THE INPUT:
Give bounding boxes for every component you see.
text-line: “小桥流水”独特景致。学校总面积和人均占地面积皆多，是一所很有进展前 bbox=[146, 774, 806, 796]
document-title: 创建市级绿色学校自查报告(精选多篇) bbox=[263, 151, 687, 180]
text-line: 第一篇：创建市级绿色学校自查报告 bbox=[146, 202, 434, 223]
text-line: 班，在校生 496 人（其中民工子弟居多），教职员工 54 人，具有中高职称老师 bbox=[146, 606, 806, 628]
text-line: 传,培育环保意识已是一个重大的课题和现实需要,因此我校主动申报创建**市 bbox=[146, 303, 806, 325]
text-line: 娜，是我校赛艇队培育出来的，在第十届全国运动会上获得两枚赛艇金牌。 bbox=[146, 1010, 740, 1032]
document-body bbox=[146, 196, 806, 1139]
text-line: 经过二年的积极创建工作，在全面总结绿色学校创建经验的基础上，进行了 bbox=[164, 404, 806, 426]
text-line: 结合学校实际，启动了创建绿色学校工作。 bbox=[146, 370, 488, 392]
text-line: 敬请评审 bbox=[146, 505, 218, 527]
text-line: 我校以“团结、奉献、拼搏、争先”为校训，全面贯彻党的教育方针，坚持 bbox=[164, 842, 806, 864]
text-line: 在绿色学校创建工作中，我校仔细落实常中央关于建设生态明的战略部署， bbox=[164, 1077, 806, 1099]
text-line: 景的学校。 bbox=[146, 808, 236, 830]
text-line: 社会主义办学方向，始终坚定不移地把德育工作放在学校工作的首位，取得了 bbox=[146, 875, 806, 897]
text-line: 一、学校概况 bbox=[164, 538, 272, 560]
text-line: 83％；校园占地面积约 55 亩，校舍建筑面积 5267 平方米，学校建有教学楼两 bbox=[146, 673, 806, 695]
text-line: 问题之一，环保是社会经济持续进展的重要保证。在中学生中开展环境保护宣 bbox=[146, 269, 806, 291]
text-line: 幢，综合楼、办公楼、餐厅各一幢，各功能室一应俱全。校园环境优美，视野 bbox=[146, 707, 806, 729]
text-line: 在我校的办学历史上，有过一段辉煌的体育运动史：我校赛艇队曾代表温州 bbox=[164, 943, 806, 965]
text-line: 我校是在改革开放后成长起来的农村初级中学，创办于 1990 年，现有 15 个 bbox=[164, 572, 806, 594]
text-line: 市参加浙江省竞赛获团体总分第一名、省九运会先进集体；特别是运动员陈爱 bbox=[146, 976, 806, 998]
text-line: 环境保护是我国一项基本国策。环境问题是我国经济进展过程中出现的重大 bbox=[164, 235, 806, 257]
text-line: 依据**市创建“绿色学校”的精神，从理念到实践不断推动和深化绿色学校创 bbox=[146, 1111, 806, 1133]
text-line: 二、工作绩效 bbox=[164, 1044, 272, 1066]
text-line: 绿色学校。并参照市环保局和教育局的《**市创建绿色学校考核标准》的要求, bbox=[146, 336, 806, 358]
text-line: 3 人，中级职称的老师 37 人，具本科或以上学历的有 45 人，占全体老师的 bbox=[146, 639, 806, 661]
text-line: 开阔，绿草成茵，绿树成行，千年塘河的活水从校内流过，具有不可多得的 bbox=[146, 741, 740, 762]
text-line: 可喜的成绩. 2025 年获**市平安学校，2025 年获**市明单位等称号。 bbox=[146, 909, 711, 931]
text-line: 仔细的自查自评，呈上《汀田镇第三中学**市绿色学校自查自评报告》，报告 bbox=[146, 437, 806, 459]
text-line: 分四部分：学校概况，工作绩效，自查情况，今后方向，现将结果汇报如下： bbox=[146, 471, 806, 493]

INSTRUCTIONS TO FOLLOW: Reproduce all of the items above, replacing every occurrence of "text-line" with "line" and keeping everything else the same.

SOLUTION TO THIS TASK:
Give bounding boxes for every component you see.
line: “小桥流水”独特景致。学校总面积和人均占地面积皆多，是一所很有进展前 bbox=[146, 774, 806, 796]
document-title: 创建市级绿色学校自查报告(精选多篇) bbox=[263, 151, 687, 180]
line: 第一篇：创建市级绿色学校自查报告 bbox=[146, 202, 434, 223]
line: 班，在校生 496 人（其中民工子弟居多），教职员工 54 人，具有中高职称老师 bbox=[146, 606, 806, 628]
line: 传,培育环保意识已是一个重大的课题和现实需要,因此我校主动申报创建**市 bbox=[146, 303, 806, 325]
line: 娜，是我校赛艇队培育出来的，在第十届全国运动会上获得两枚赛艇金牌。 bbox=[146, 1010, 740, 1032]
document-body bbox=[146, 196, 806, 1139]
line: 经过二年的积极创建工作，在全面总结绿色学校创建经验的基础上，进行了 bbox=[164, 404, 806, 426]
line: 结合学校实际，启动了创建绿色学校工作。 bbox=[146, 370, 488, 392]
line: 敬请评审 bbox=[146, 505, 218, 527]
line: 我校以“团结、奉献、拼搏、争先”为校训，全面贯彻党的教育方针，坚持 bbox=[164, 842, 806, 864]
line: 在绿色学校创建工作中，我校仔细落实常中央关于建设生态明的战略部署， bbox=[164, 1077, 806, 1099]
line: 景的学校。 bbox=[146, 808, 236, 830]
line: 社会主义办学方向，始终坚定不移地把德育工作放在学校工作的首位，取得了 bbox=[146, 875, 806, 897]
line: 一、学校概况 bbox=[164, 538, 272, 560]
line: 83％；校园占地面积约 55 亩，校舍建筑面积 5267 平方米，学校建有教学楼两 bbox=[146, 673, 806, 695]
line: 问题之一，环保是社会经济持续进展的重要保证。在中学生中开展环境保护宣 bbox=[146, 269, 806, 291]
line: 幢，综合楼、办公楼、餐厅各一幢，各功能室一应俱全。校园环境优美，视野 bbox=[146, 707, 806, 729]
line: 在我校的办学历史上，有过一段辉煌的体育运动史：我校赛艇队曾代表温州 bbox=[164, 943, 806, 965]
line: 我校是在改革开放后成长起来的农村初级中学，创办于 1990 年，现有 15 个 bbox=[164, 572, 806, 594]
line: 市参加浙江省竞赛获团体总分第一名、省九运会先进集体；特别是运动员陈爱 bbox=[146, 976, 806, 998]
line: 环境保护是我国一项基本国策。环境问题是我国经济进展过程中出现的重大 bbox=[164, 235, 806, 257]
line: 依据**市创建“绿色学校”的精神，从理念到实践不断推动和深化绿色学校创 bbox=[146, 1111, 806, 1133]
line: 二、工作绩效 bbox=[164, 1044, 272, 1066]
line: 绿色学校。并参照市环保局和教育局的《**市创建绿色学校考核标准》的要求, bbox=[146, 336, 806, 358]
line: 3 人，中级职称的老师 37 人，具本科或以上学历的有 45 人，占全体老师的 bbox=[146, 639, 806, 661]
line: 开阔，绿草成茵，绿树成行，千年塘河的活水从校内流过，具有不可多得的 bbox=[146, 741, 740, 762]
line: 可喜的成绩. 2025 年获**市平安学校，2025 年获**市明单位等称号。 bbox=[146, 909, 711, 931]
line: 仔细的自查自评，呈上《汀田镇第三中学**市绿色学校自查自评报告》，报告 bbox=[146, 437, 806, 459]
line: 分四部分：学校概况，工作绩效，自查情况，今后方向，现将结果汇报如下： bbox=[146, 471, 806, 493]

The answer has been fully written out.